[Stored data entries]
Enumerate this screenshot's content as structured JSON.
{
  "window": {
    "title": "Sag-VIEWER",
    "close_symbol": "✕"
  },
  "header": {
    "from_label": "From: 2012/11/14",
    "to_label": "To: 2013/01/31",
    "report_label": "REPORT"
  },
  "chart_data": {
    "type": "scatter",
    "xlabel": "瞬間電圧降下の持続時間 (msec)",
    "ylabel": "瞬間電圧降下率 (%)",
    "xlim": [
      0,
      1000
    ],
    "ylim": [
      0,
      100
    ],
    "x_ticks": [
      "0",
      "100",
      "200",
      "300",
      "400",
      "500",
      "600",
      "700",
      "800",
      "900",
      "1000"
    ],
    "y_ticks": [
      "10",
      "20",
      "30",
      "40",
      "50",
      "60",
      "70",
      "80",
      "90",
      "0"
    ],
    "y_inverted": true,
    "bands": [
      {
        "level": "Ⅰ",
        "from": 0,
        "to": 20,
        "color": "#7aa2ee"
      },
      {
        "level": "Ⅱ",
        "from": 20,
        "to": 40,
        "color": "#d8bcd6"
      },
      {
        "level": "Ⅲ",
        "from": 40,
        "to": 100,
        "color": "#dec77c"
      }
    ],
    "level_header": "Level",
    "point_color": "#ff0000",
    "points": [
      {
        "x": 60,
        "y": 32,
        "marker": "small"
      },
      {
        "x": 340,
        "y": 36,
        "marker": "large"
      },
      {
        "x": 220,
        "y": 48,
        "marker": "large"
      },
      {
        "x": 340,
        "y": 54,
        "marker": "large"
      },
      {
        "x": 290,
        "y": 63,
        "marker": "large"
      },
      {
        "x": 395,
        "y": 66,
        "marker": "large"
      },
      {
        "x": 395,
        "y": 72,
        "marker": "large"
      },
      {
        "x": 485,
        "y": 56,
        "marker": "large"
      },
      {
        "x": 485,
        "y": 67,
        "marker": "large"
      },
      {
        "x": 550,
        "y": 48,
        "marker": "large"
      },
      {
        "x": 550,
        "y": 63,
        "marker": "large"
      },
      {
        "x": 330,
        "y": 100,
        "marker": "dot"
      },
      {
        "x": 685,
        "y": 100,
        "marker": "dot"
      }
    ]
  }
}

Exercise prompt:
Return each line of the data exactly as written above.

Solved problem:
Enumerate this screenshot's content as structured JSON.
{
  "window": {
    "title": "Sag-VIEWER",
    "close_symbol": "✕"
  },
  "header": {
    "from_label": "From: 2012/11/14",
    "to_label": "To: 2013/01/31",
    "report_label": "REPORT"
  },
  "chart_data": {
    "type": "scatter",
    "xlabel": "瞬間電圧降下の持続時間 (msec)",
    "ylabel": "瞬間電圧降下率 (%)",
    "xlim": [
      0,
      1000
    ],
    "ylim": [
      0,
      100
    ],
    "x_ticks": [
      "0",
      "100",
      "200",
      "300",
      "400",
      "500",
      "600",
      "700",
      "800",
      "900",
      "1000"
    ],
    "y_ticks": [
      "10",
      "20",
      "30",
      "40",
      "50",
      "60",
      "70",
      "80",
      "90",
      "0"
    ],
    "y_inverted": true,
    "bands": [
      {
        "level": "Ⅰ",
        "from": 0,
        "to": 20,
        "color": "#7aa2ee"
      },
      {
        "level": "Ⅱ",
        "from": 20,
        "to": 40,
        "color": "#d8bcd6"
      },
      {
        "level": "Ⅲ",
        "from": 40,
        "to": 100,
        "color": "#dec77c"
      }
    ],
    "level_header": "Level",
    "point_color": "#ff0000",
    "points": [
      {
        "x": 60,
        "y": 32,
        "marker": "small"
      },
      {
        "x": 340,
        "y": 36,
        "marker": "large"
      },
      {
        "x": 220,
        "y": 48,
        "marker": "large"
      },
      {
        "x": 340,
        "y": 54,
        "marker": "large"
      },
      {
        "x": 290,
        "y": 63,
        "marker": "large"
      },
      {
        "x": 395,
        "y": 66,
        "marker": "large"
      },
      {
        "x": 395,
        "y": 72,
        "marker": "large"
      },
      {
        "x": 485,
        "y": 56,
        "marker": "large"
      },
      {
        "x": 485,
        "y": 67,
        "marker": "large"
      },
      {
        "x": 550,
        "y": 48,
        "marker": "large"
      },
      {
        "x": 550,
        "y": 63,
        "marker": "large"
      },
      {
        "x": 330,
        "y": 100,
        "marker": "dot"
      },
      {
        "x": 685,
        "y": 100,
        "marker": "dot"
      }
    ]
  }
}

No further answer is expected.